══ Texto ══
CALEIDOSCOPIO HUMANO. El personaje más atractivo y responsable de buena parte del relato es Gabriel Betteredge, el viejo mayordomo de la familia Verinder, un hombre viudo, de irrestricta fidelidad a sus patrones, con muchas ideas propias acerca de las debilidades del sexo femenino, un excelente sentido del humor y una devota frecuentación de la novela Robinson Crusoe, de Daniel Defoe, a la que consulta como un cristiano su Biblia. La relevancia de Betteredge, pero también la de una fanática religiosa como la señorita Clack, testigo de importantes hechos y obsesionada por salvar a sus parientes mediante folletos de propaganda cristiana, o la del incisivo y excéntrico inspector Cuff, de Scotland Yard, exhibe la amplitud novelística de Collins, capaz de engarzar muchos atractivos periféricos al desarrollo de la trama, como si el misterio del diamante perdido también fuese un pretexto para reflejar en un caleidoscopio los tipos humanos, paradojas e ironías del mundo social inglés.

En el centro de la historia hay una maldición: la gema fue robada de un templo hindú y llevada a Inglaterra por un pariente de los Verinder, pese a que una leyenda prometía el infortunio a quien la tuviera. Los monjes del templo y sus herederos se han propuesto no descansar hasta recuperarla y la joya llega como un regalo envenenado para Rachel Verinder, cuando cumple dieciocho años.
═══
Tareas obligatorias -
A. Devuelve del texto todo lo que va desde "En el centro" hasta "cumple dieciocho años.", sin cambiar nada.
B. Indica si cada afirmación coincide con el texto, con un sí o un no, y cita las palabras del texto que lo deciden: (i) Gabriel Betteredge es viudo. (ii) El inspector Cuff trabaja en Scotland Yard. (iii) Rachel Verinder recibe la joya al cumplir veinte años.
Los registros vienen de otra fuente.
══ Datos sin procesar ══
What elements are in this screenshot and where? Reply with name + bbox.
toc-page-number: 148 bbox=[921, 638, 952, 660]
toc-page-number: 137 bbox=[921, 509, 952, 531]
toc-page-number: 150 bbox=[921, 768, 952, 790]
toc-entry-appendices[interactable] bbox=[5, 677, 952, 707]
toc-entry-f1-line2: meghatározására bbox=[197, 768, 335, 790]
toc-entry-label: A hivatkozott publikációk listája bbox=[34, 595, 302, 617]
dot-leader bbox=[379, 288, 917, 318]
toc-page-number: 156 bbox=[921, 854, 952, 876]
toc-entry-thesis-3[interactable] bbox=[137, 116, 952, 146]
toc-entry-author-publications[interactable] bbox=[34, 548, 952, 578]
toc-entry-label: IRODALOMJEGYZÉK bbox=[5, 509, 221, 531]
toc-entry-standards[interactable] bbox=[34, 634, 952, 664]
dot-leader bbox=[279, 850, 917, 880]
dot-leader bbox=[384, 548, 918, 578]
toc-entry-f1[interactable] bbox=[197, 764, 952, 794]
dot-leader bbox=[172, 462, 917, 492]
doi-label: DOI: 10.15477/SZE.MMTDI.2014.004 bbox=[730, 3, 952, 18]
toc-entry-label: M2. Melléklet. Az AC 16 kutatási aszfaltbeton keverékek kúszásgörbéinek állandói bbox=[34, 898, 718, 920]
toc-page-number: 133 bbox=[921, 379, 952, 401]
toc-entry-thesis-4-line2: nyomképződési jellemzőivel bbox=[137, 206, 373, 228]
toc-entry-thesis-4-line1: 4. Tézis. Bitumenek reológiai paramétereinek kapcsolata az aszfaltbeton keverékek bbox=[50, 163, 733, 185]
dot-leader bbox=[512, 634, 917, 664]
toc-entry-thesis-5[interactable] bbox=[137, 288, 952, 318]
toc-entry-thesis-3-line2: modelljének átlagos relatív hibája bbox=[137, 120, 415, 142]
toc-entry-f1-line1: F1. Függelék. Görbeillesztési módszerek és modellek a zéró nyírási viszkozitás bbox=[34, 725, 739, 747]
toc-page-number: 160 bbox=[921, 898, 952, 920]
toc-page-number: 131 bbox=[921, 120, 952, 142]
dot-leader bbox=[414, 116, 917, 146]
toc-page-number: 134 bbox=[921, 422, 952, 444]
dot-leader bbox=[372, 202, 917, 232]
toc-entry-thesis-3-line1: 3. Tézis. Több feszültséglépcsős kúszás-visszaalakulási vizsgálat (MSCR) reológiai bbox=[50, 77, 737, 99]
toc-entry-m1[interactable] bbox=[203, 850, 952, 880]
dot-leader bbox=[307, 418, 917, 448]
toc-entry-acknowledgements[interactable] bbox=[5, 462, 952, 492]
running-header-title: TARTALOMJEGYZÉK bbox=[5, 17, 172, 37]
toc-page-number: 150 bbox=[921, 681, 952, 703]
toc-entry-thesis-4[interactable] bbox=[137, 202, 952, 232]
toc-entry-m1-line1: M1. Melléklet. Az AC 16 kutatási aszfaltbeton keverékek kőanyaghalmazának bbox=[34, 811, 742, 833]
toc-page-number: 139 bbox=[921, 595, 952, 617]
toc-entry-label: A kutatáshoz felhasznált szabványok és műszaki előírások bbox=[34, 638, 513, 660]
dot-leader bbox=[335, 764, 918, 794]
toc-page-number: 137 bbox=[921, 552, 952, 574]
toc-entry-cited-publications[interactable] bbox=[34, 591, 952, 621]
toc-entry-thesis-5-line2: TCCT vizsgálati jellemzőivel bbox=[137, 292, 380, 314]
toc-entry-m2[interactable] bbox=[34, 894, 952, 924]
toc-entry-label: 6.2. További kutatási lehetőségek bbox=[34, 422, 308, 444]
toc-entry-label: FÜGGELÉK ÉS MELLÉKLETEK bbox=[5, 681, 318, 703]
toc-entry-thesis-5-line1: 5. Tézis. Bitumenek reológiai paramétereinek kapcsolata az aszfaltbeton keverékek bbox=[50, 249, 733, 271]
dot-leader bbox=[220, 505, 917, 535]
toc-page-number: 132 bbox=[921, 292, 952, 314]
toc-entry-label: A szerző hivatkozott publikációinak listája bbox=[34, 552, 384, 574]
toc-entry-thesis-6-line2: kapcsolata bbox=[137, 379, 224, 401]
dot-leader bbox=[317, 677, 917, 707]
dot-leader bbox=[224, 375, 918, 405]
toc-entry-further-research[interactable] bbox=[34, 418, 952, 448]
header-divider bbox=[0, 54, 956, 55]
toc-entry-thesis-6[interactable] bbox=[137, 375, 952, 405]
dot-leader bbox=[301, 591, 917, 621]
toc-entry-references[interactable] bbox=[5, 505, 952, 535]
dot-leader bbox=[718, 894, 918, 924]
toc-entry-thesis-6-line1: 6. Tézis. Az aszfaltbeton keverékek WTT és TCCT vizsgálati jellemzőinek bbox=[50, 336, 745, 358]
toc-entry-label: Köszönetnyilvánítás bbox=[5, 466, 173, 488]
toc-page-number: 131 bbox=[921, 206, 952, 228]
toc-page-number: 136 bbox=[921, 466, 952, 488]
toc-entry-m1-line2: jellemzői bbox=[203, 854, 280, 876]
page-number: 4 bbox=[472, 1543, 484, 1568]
═══
Tus respuestas -
A.
En el centro de la historia hay una maldición: la gema fue robada de un templo hindú y llevada a Inglaterra por un pariente de los Verinder, pese a que una leyenda prometía el infortunio a quien la tuviera. Los monjes del templo y sus herederos se han propuesto no descansar hasta recuperarla y la joya llega como un regalo envenenado para Rachel Verinder, cuando cumple dieciocho años.

B.
(i) Sí: "un hombre viudo".
(ii) Sí: "el incisivo y excéntrico inspector Cuff, de Scotland Yard".
(iii) No: "cuando cumple dieciocho años".